• [WORK REQUIRED]: In the material below, list every line carrying the string "name".

• [DATA ROWS]:
***

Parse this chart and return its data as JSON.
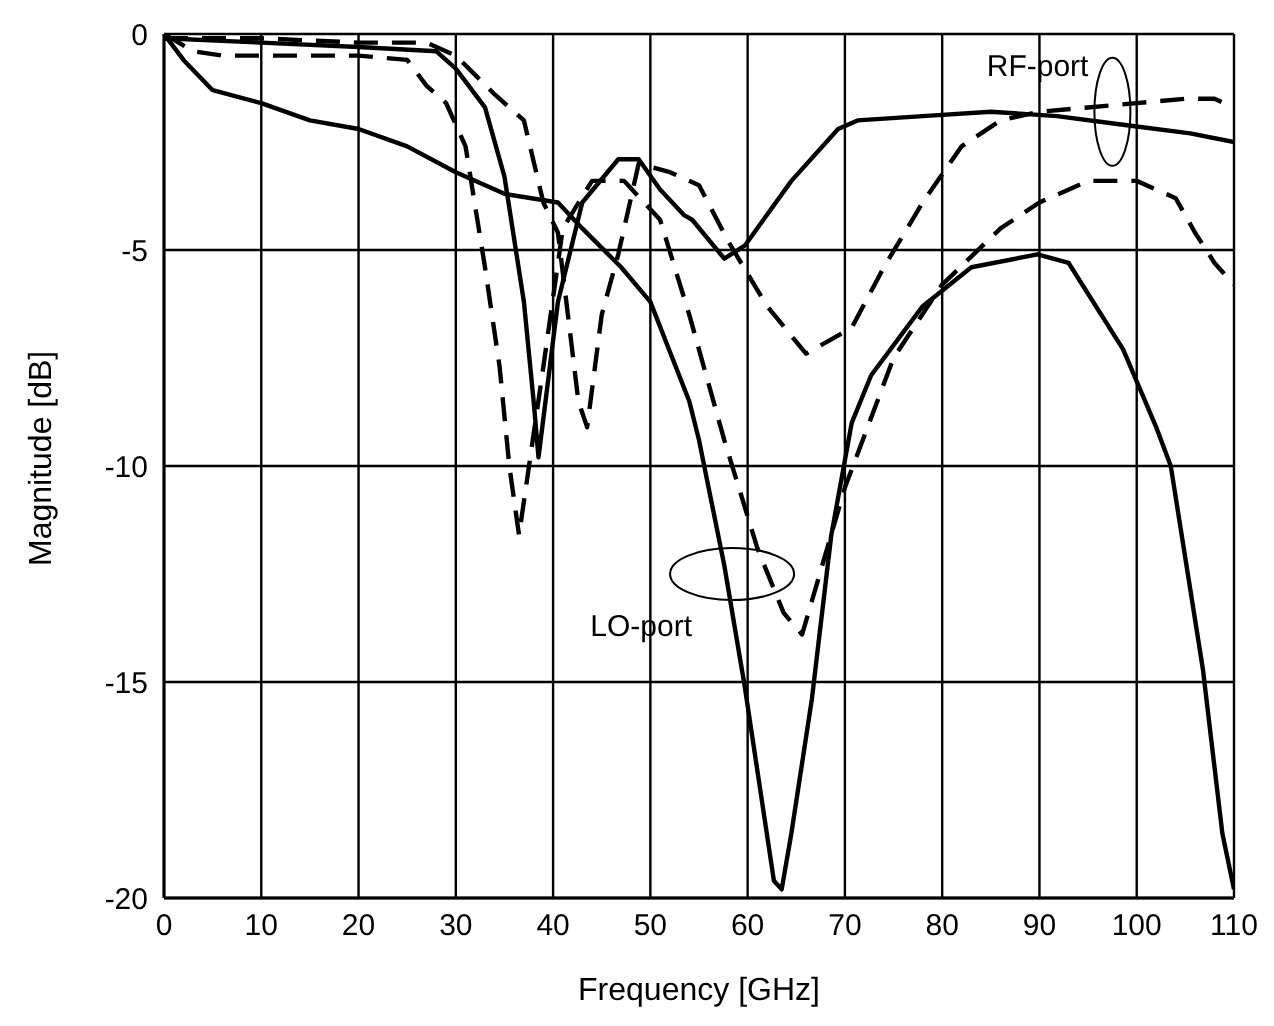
{
  "chart_data": {
    "type": "line",
    "xlabel": "Frequency [GHz]",
    "ylabel": "Magnitude [dB]",
    "xlim": [
      0,
      110
    ],
    "ylim": [
      -20,
      0
    ],
    "xticks": [
      0,
      10,
      20,
      30,
      40,
      50,
      60,
      70,
      80,
      90,
      100,
      110
    ],
    "yticks": [
      -20,
      -15,
      -10,
      -5,
      0
    ],
    "grid": true,
    "legend": false,
    "marker": "none",
    "annotations": [
      {
        "text": "RF-port",
        "x": 97.5,
        "y": -1.8
      },
      {
        "text": "LO-port",
        "x": 58.4,
        "y": -12.5
      }
    ],
    "series": [
      {
        "color": "#000000",
        "line_style": "solid",
        "x": [
          0,
          2,
          5,
          10,
          15,
          20,
          25,
          30,
          35,
          40.5,
          43,
          47,
          50,
          54,
          55,
          57.6,
          59.7,
          62.7,
          63.5,
          64.5,
          66.6,
          68.6,
          70.7,
          72.7,
          78,
          83,
          89.8,
          93,
          98.6,
          102,
          103.5,
          106.8,
          108.8,
          110
        ],
        "values": [
          0,
          -0.6,
          -1.3,
          -1.6,
          -2.0,
          -2.2,
          -2.6,
          -3.2,
          -3.7,
          -3.9,
          -4.5,
          -5.4,
          -6.2,
          -8.5,
          -9.4,
          -12.3,
          -15.1,
          -19.6,
          -19.8,
          -18.5,
          -15.4,
          -11.6,
          -9.0,
          -7.9,
          -6.3,
          -5.4,
          -5.1,
          -5.3,
          -7.3,
          -9.1,
          -10,
          -14.7,
          -18.5,
          -19.8
        ]
      },
      {
        "color": "#000000",
        "line_style": "solid",
        "x": [
          0,
          10,
          20,
          28,
          30,
          33,
          35,
          37,
          38,
          38.5,
          40.5,
          43,
          46.7,
          48.8,
          51,
          53.5,
          54.3,
          57.6,
          59.7,
          64.5,
          69.3,
          71.3,
          78,
          85,
          91.8,
          98.6,
          105.5,
          110
        ],
        "values": [
          -0.1,
          -0.2,
          -0.3,
          -0.4,
          -0.8,
          -1.7,
          -3.3,
          -6.2,
          -8.5,
          -9.8,
          -6.2,
          -3.9,
          -2.9,
          -2.9,
          -3.6,
          -4.2,
          -4.3,
          -5.2,
          -4.9,
          -3.4,
          -2.2,
          -2.0,
          -1.9,
          -1.8,
          -1.9,
          -2.1,
          -2.3,
          -2.5
        ]
      },
      {
        "color": "#000000",
        "line_style": "dashed",
        "x": [
          0,
          3,
          6,
          10,
          20,
          25,
          27,
          29,
          31,
          33,
          34.5,
          35.5,
          36.5,
          39,
          41,
          44,
          47.3,
          51,
          54,
          57.6,
          61,
          63.7,
          65.6,
          70,
          75,
          80,
          86,
          90,
          95,
          100,
          104,
          106,
          108,
          110
        ],
        "values": [
          0,
          -0.4,
          -0.5,
          -0.5,
          -0.5,
          -0.6,
          -1.2,
          -1.6,
          -2.6,
          -5.4,
          -7.7,
          -10,
          -11.6,
          -7.7,
          -4.5,
          -3.4,
          -3.4,
          -4.3,
          -6.5,
          -9.4,
          -11.9,
          -13.4,
          -13.9,
          -10.5,
          -7.5,
          -5.8,
          -4.5,
          -3.9,
          -3.4,
          -3.4,
          -3.8,
          -4.6,
          -5.3,
          -5.8
        ]
      },
      {
        "color": "#000000",
        "line_style": "dashed",
        "x": [
          0,
          10,
          20,
          27,
          30,
          34,
          37,
          39,
          40.5,
          42.6,
          43.5,
          45,
          46.7,
          48.8,
          52,
          55,
          58,
          62,
          66,
          70.7,
          74,
          78,
          82,
          86,
          90,
          95,
          100,
          105,
          108,
          110
        ],
        "values": [
          -0.1,
          -0.1,
          -0.2,
          -0.2,
          -0.5,
          -1.4,
          -2.0,
          -3.9,
          -4.6,
          -8.5,
          -9.1,
          -6.5,
          -5.1,
          -3.0,
          -3.2,
          -3.5,
          -4.8,
          -6.3,
          -7.4,
          -6.8,
          -5.4,
          -3.9,
          -2.6,
          -2.0,
          -1.8,
          -1.7,
          -1.6,
          -1.5,
          -1.5,
          -1.7
        ]
      }
    ]
  }
}
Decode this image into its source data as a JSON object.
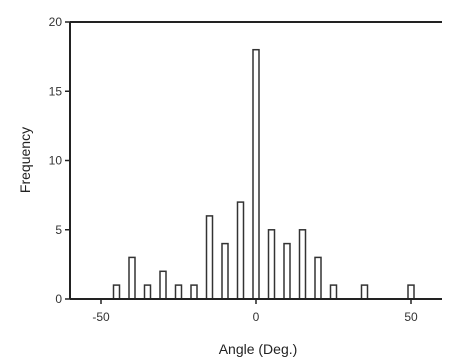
{
  "chart_data": {
    "type": "bar",
    "title": "",
    "xlabel": "Angle (Deg.)",
    "ylabel": "Frequency",
    "xlim": [
      -60,
      60
    ],
    "ylim": [
      0,
      20
    ],
    "xticks": [
      -50,
      0,
      50
    ],
    "xtick_labels": [
      "-50",
      "0",
      "50"
    ],
    "yticks": [
      0,
      5,
      10,
      15,
      20
    ],
    "ytick_labels": [
      "0",
      "5",
      "10",
      "15",
      "20"
    ],
    "bin_width": 5,
    "grid": false,
    "legend": "none",
    "bar_fill": "#ffffff",
    "bar_stroke": "#333333",
    "x": [
      -45,
      -40,
      -35,
      -30,
      -25,
      -20,
      -15,
      -10,
      -5,
      0,
      5,
      10,
      15,
      20,
      25,
      35,
      50
    ],
    "values": [
      1,
      3,
      1,
      2,
      1,
      1,
      6,
      4,
      7,
      18,
      5,
      4,
      5,
      3,
      1,
      1,
      1
    ]
  }
}
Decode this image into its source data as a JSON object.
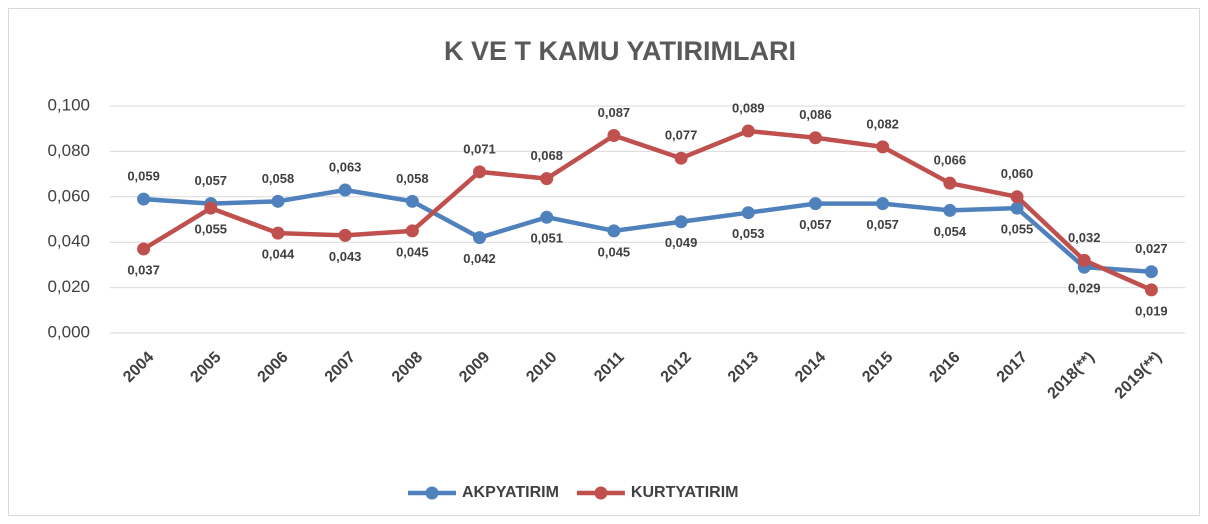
{
  "chart_data": {
    "type": "line",
    "title": "K VE T KAMU YATIRIMLARI",
    "categories": [
      "2004",
      "2005",
      "2006",
      "2007",
      "2008",
      "2009",
      "2010",
      "2011",
      "2012",
      "2013",
      "2014",
      "2015",
      "2016",
      "2017",
      "2018(**)",
      "2019(**)"
    ],
    "series": [
      {
        "name": "AKPYATIRIM",
        "color": "#4f81bd",
        "values": [
          0.059,
          0.057,
          0.058,
          0.063,
          0.058,
          0.042,
          0.051,
          0.045,
          0.049,
          0.053,
          0.057,
          0.057,
          0.054,
          0.055,
          0.029,
          0.027
        ],
        "value_labels": [
          "0,059",
          "0,057",
          "0,058",
          "0,063",
          "0,058",
          "0,042",
          "0,051",
          "0,045",
          "0,049",
          "0,053",
          "0,057",
          "0,057",
          "0,054",
          "0,055",
          "0,029",
          "0,027"
        ]
      },
      {
        "name": "KURTYATIRIM",
        "color": "#c0504d",
        "values": [
          0.037,
          0.055,
          0.044,
          0.043,
          0.045,
          0.071,
          0.068,
          0.087,
          0.077,
          0.089,
          0.086,
          0.082,
          0.066,
          0.06,
          0.032,
          0.019
        ],
        "value_labels": [
          "0,037",
          "0,055",
          "0,044",
          "0,043",
          "0,045",
          "0,071",
          "0,068",
          "0,087",
          "0,077",
          "0,089",
          "0,086",
          "0,082",
          "0,066",
          "0,060",
          "0,032",
          "0,019"
        ]
      }
    ],
    "ylim": [
      0,
      0.1
    ],
    "yticks": [
      {
        "value": 0,
        "label": "0,000"
      },
      {
        "value": 0.02,
        "label": "0,020"
      },
      {
        "value": 0.04,
        "label": "0,040"
      },
      {
        "value": 0.06,
        "label": "0,060"
      },
      {
        "value": 0.08,
        "label": "0,080"
      },
      {
        "value": 0.1,
        "label": "0,100"
      }
    ],
    "grid": true,
    "legend": "bottom"
  }
}
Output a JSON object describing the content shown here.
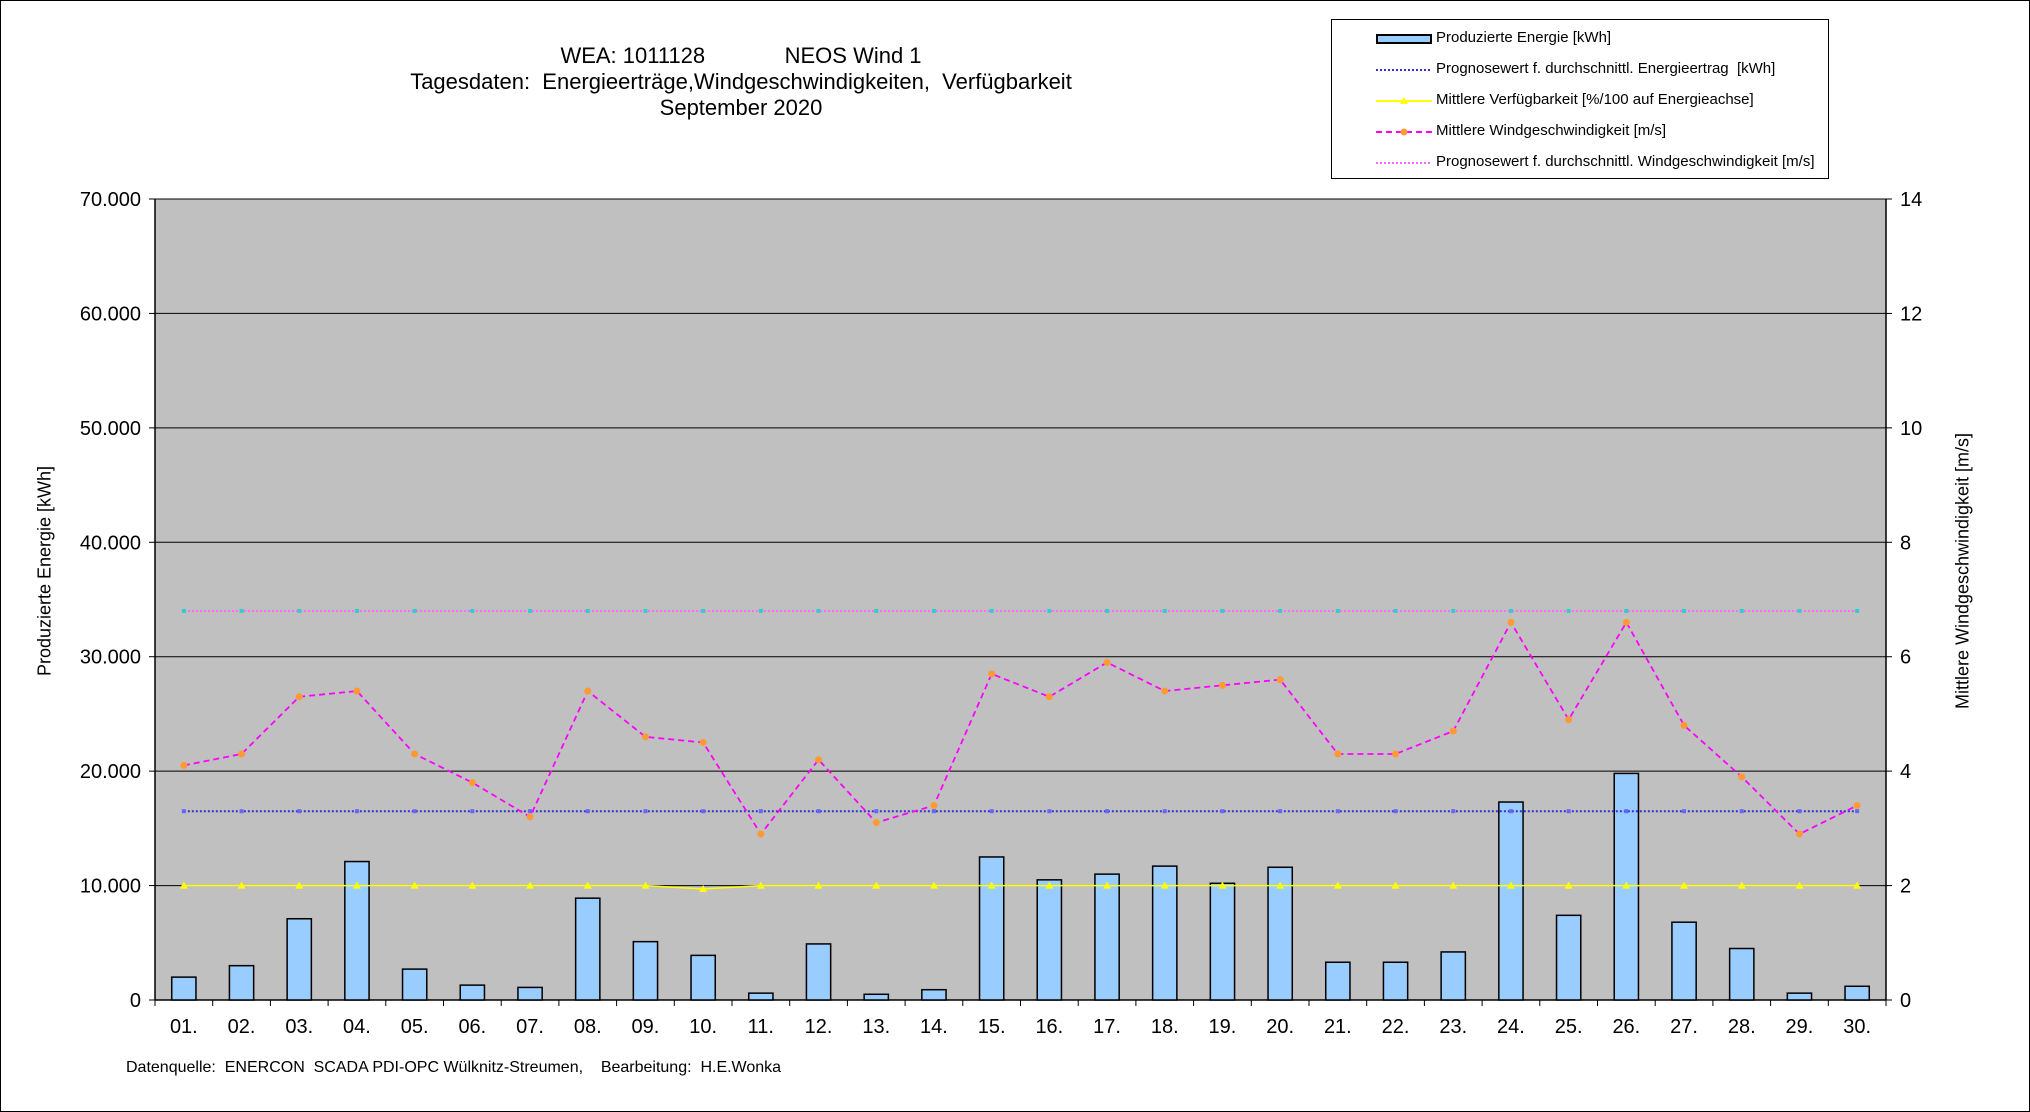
{
  "chart_data": {
    "type": "bar",
    "title_lines": [
      "WEA: 1011128             NEOS Wind 1",
      "Tagesdaten:  Energieerträge,Windgeschwindigkeiten,  Verfügbarkeit",
      "September 2020"
    ],
    "ylabel_left": "Produzierte Energie [kWh]",
    "ylabel_right": "Mittlere Windgeschwindigkeit [m/s]",
    "footer": "Datenquelle:  ENERCON  SCADA PDI-OPC Wülknitz-Streumen,    Bearbeitung:  H.E.Wonka",
    "categories": [
      "01.",
      "02.",
      "03.",
      "04.",
      "05.",
      "06.",
      "07.",
      "08.",
      "09.",
      "10.",
      "11.",
      "12.",
      "13.",
      "14.",
      "15.",
      "16.",
      "17.",
      "18.",
      "19.",
      "20.",
      "21.",
      "22.",
      "23.",
      "24.",
      "25.",
      "26.",
      "27.",
      "28.",
      "29.",
      "30."
    ],
    "y_left": {
      "min": 0,
      "max": 70000,
      "step": 10000,
      "tick_labels": [
        "0",
        "10.000",
        "20.000",
        "30.000",
        "40.000",
        "50.000",
        "60.000",
        "70.000"
      ]
    },
    "y_right": {
      "min": 0,
      "max": 14,
      "step": 2,
      "tick_labels": [
        "0",
        "2",
        "4",
        "6",
        "8",
        "10",
        "12",
        "14"
      ]
    },
    "grid": true,
    "legend_position": "top-right",
    "colors": {
      "plot_background": "#C0C0C0",
      "bar_fill": "#99CCFF",
      "energy_forecast": "#3333CC",
      "availability": "#FFFF00",
      "wind_speed": "#FF00FF",
      "wind_marker": "#FF9933",
      "wind_forecast": "#FF66FF",
      "wind_forecast_marker": "#33CCCC"
    },
    "series": [
      {
        "name": "Produzierte Energie [kWh]",
        "kind": "bar",
        "axis": "left",
        "values": [
          2000,
          3000,
          7100,
          12100,
          2700,
          1300,
          1100,
          8900,
          5100,
          3900,
          600,
          4900,
          500,
          900,
          12500,
          10500,
          11000,
          11700,
          10200,
          11600,
          3300,
          3300,
          4200,
          17300,
          7400,
          19800,
          6800,
          4500,
          600,
          1200
        ]
      },
      {
        "name": "Prognosewert f. durchschnittl. Energieertrag  [kWh]",
        "kind": "line",
        "axis": "left",
        "values": [
          16500,
          16500,
          16500,
          16500,
          16500,
          16500,
          16500,
          16500,
          16500,
          16500,
          16500,
          16500,
          16500,
          16500,
          16500,
          16500,
          16500,
          16500,
          16500,
          16500,
          16500,
          16500,
          16500,
          16500,
          16500,
          16500,
          16500,
          16500,
          16500,
          16500
        ]
      },
      {
        "name": "Mittlere Verfügbarkeit [%/100 auf Energieachse]",
        "kind": "line",
        "axis": "left",
        "values": [
          10000,
          10000,
          10000,
          10000,
          10000,
          10000,
          10000,
          10000,
          10000,
          9700,
          10000,
          10000,
          10000,
          10000,
          10000,
          10000,
          10000,
          10000,
          10000,
          10000,
          10000,
          10000,
          10000,
          10000,
          10000,
          10000,
          10000,
          10000,
          10000,
          10000
        ]
      },
      {
        "name": "Mittlere Windgeschwindigkeit [m/s]",
        "kind": "line",
        "axis": "right",
        "values": [
          4.1,
          4.3,
          5.3,
          5.4,
          4.3,
          3.8,
          3.2,
          5.4,
          4.6,
          4.5,
          2.9,
          4.2,
          3.1,
          3.4,
          5.7,
          5.3,
          5.9,
          5.4,
          5.5,
          5.6,
          4.3,
          4.3,
          4.7,
          6.6,
          4.9,
          6.6,
          4.8,
          3.9,
          2.9,
          3.4
        ]
      },
      {
        "name": "Prognosewert f. durchschnittl. Windgeschwindigkeit [m/s]",
        "kind": "line",
        "axis": "right",
        "values": [
          6.8,
          6.8,
          6.8,
          6.8,
          6.8,
          6.8,
          6.8,
          6.8,
          6.8,
          6.8,
          6.8,
          6.8,
          6.8,
          6.8,
          6.8,
          6.8,
          6.8,
          6.8,
          6.8,
          6.8,
          6.8,
          6.8,
          6.8,
          6.8,
          6.8,
          6.8,
          6.8,
          6.8,
          6.8,
          6.8
        ]
      }
    ]
  }
}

***

• [RESPONSE BELOW]:
        "name": "AKPYATIRIM",
        "name": "KURTYATIRIM",
        "name": "Produzierte Energie [kWh]",
        "name": "Prognosewert f. durchschnittl. Energieertrag  [kWh]",
        "name": "Mittlere Verfügbarkeit [%/100 auf Energieachse]",
        "name": "Mittlere Windgeschwindigkeit [m/s]",
        "name": "Prognosewert f. durchschnittl. Windgeschwindigkeit [m/s]",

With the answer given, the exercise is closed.